╭─ TEXTE À LIRE

Comme beaucoup d’entre vous, sans doute, j’ai découvert Ken Robinson grâce aux très nombreuses réactions sur Twitter à propos de sa vidéo : changer l’Education. Puis il y a eu sa conférence «Comment l’école tue la créativité» (2006). Et enfin la parution de son ouvrage : L’Élément : Quand trouver sa voie peut tout changer ! dont on peut voir la présentation dans un entretien avec Emmanuel Davidenkoff qu’il clôture en répondant a la question « Le changement est-il en cours ? » de la manière suivante : « Je le crois, et il vient de la base – élèves, enseignants, parents et personnalités locales. C’est toujours ainsi que démarrent les véritables révolutions. »
On pourrait interpréter ce livre comme une trace de cet hyper-individualisme qui gagne notre époque. La réussite et le bonheur supposent une forme d’adéquation entre soi et… soi. Il y aurait une vérité de chacun, et réussir reviendrait à la reconnaître, l’accepter et la mettre en œuvre dans ses activités qu’elles soient professionnelles ou personnelles. Une autre critique qui peut être présentée, c’est la liste impressionnante de récits de vie de personnes. Tout cela pourrait donc vous donner des boutons. Mais il faut y regarder de plus prêt.
L’Élément, c’est l’ensemble des talents, passions, aptitudes qui nous sont propres. Mais leur reconnaissance ne va pas de soi puisque les attentes de la famille, du système scolaire, des amis, plus tard du monde professionnel, de la culture, réduisent ou ignorent la diversité des intelligences, des motivations, des intérêts des personnes.

╰─
╭─ EXTRAITS DES DONNÉES

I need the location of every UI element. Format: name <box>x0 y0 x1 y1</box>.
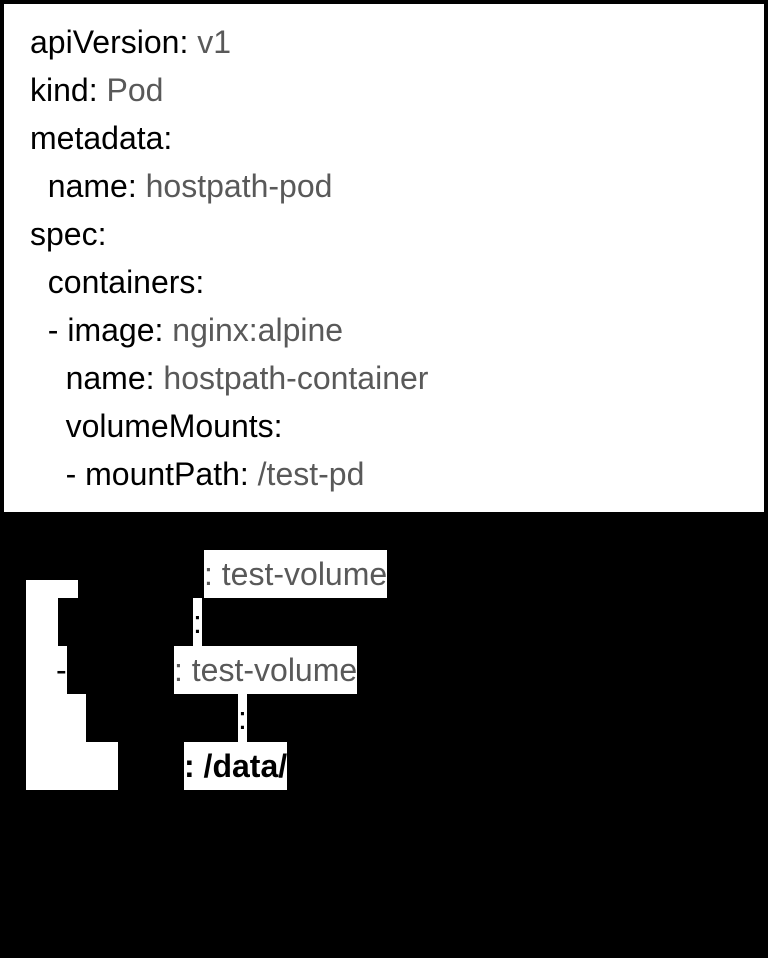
white-fragment <box>26 598 58 646</box>
white-fragment <box>26 694 86 742</box>
yaml-key: volumeMounts <box>66 408 274 444</box>
yaml-colon-fragment: : <box>193 598 202 646</box>
code-line: spec: <box>30 210 744 258</box>
code-line: containers: <box>30 258 744 306</box>
code-line: - image: nginx:alpine <box>30 306 744 354</box>
code-line: - mountPath: /test-pd <box>30 450 744 498</box>
code-line: metadata: <box>30 114 744 162</box>
yaml-key: apiVersion <box>30 24 179 60</box>
yaml-value: Pod <box>106 72 163 108</box>
yaml-value-fragment-bold: : /data/ <box>184 742 287 790</box>
yaml-value-fragment: : test-volume <box>204 550 387 598</box>
code-line-occluded: : /data/ <box>26 742 746 790</box>
yaml-key: metadata <box>30 120 163 156</box>
code-line: name: hostpath-pod <box>30 162 744 210</box>
yaml-key: image <box>67 312 154 348</box>
yaml-dash-fragment: - <box>26 646 67 694</box>
code-line: name: hostpath-container <box>30 354 744 402</box>
code-line: volumeMounts: <box>30 402 744 450</box>
yaml-key: spec <box>30 216 98 252</box>
yaml-value: nginx:alpine <box>172 312 343 348</box>
yaml-key: containers <box>48 264 196 300</box>
code-line-occluded: : test-volume <box>26 550 746 598</box>
yaml-code-block: apiVersion: v1 kind: Pod metadata: name:… <box>0 0 768 516</box>
code-line: kind: Pod <box>30 66 744 114</box>
yaml-key: mountPath <box>85 456 240 492</box>
code-line-occluded: - : test-volume <box>26 646 746 694</box>
occluded-region: : test-volume : - : test-volume : : /dat… <box>26 550 746 790</box>
yaml-value: /test-pd <box>258 456 365 492</box>
code-line-occluded: : <box>26 694 746 742</box>
yaml-value: v1 <box>197 24 231 60</box>
white-fragment <box>26 580 78 598</box>
yaml-value-fragment: : test-volume <box>174 646 357 694</box>
code-line-occluded: : <box>26 598 746 646</box>
white-fragment <box>26 742 118 790</box>
yaml-key: name <box>48 168 128 204</box>
code-line: apiVersion: v1 <box>30 18 744 66</box>
yaml-colon-fragment: : <box>238 694 247 742</box>
yaml-value: hostpath-pod <box>146 168 333 204</box>
yaml-key: kind <box>30 72 89 108</box>
yaml-value: hostpath-container <box>163 360 428 396</box>
yaml-key: name <box>66 360 146 396</box>
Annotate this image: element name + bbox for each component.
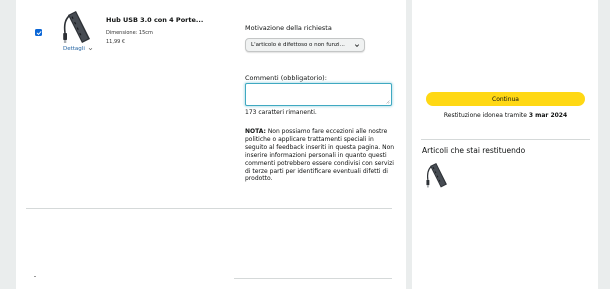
comments-textarea[interactable] bbox=[245, 83, 392, 106]
eligibility-text: Restituzione idonea tramite bbox=[443, 112, 529, 119]
reason-dropdown[interactable]: L'articolo è difettoso o non funzi... bbox=[245, 38, 365, 52]
product-title: Hub USB 3.0 con 4 Porte... bbox=[106, 16, 204, 24]
return-eligibility: Restituzione idonea tramite 3 mar 2024 bbox=[426, 112, 585, 119]
note-body: Non possiamo fare eccezioni alle nostre … bbox=[245, 128, 395, 183]
returning-item-image bbox=[426, 163, 447, 188]
divider bbox=[26, 208, 392, 209]
product-dimension: Dimensione: 15cm bbox=[106, 30, 153, 36]
comments-label: Commenti (obbligatorio): bbox=[245, 74, 327, 82]
divider bbox=[234, 278, 392, 279]
check-icon bbox=[36, 30, 41, 35]
item-select-checkbox[interactable] bbox=[35, 29, 42, 36]
note-prefix: NOTA: bbox=[245, 128, 266, 135]
details-toggle[interactable]: Dettagli bbox=[63, 46, 93, 52]
eligibility-date: 3 mar 2024 bbox=[528, 112, 568, 119]
reason-label: Motivazione della richiesta bbox=[245, 24, 332, 32]
reason-selected-value: L'articolo è difettoso o non funzi... bbox=[251, 42, 345, 48]
divider bbox=[34, 276, 36, 277]
chevron-down-icon bbox=[88, 47, 92, 50]
return-summary-panel bbox=[412, 0, 598, 289]
divider bbox=[421, 139, 590, 140]
returning-items-title: Articoli che stai restituendo bbox=[422, 146, 526, 155]
details-link-label: Dettagli bbox=[63, 46, 85, 52]
chevron-down-icon bbox=[353, 42, 360, 49]
continue-button[interactable]: Continua bbox=[426, 92, 585, 106]
product-image[interactable] bbox=[60, 9, 94, 47]
chars-remaining: 173 caratteri rimanenti. bbox=[245, 109, 317, 116]
resize-grip-icon[interactable] bbox=[385, 99, 390, 104]
policy-note: NOTA: Non possiamo fare eccezioni alle n… bbox=[245, 128, 395, 183]
product-price: 11,99 € bbox=[106, 39, 126, 45]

╰─

▶ **CONSIGNES**:
Selon le texte sur Ken Robinson, avec qui s'entretient-il pour présenter son livre L'Élément ?

▶ **CORRIGÉ**:
Il s'entretient avec Emmanuel Davidenkoff.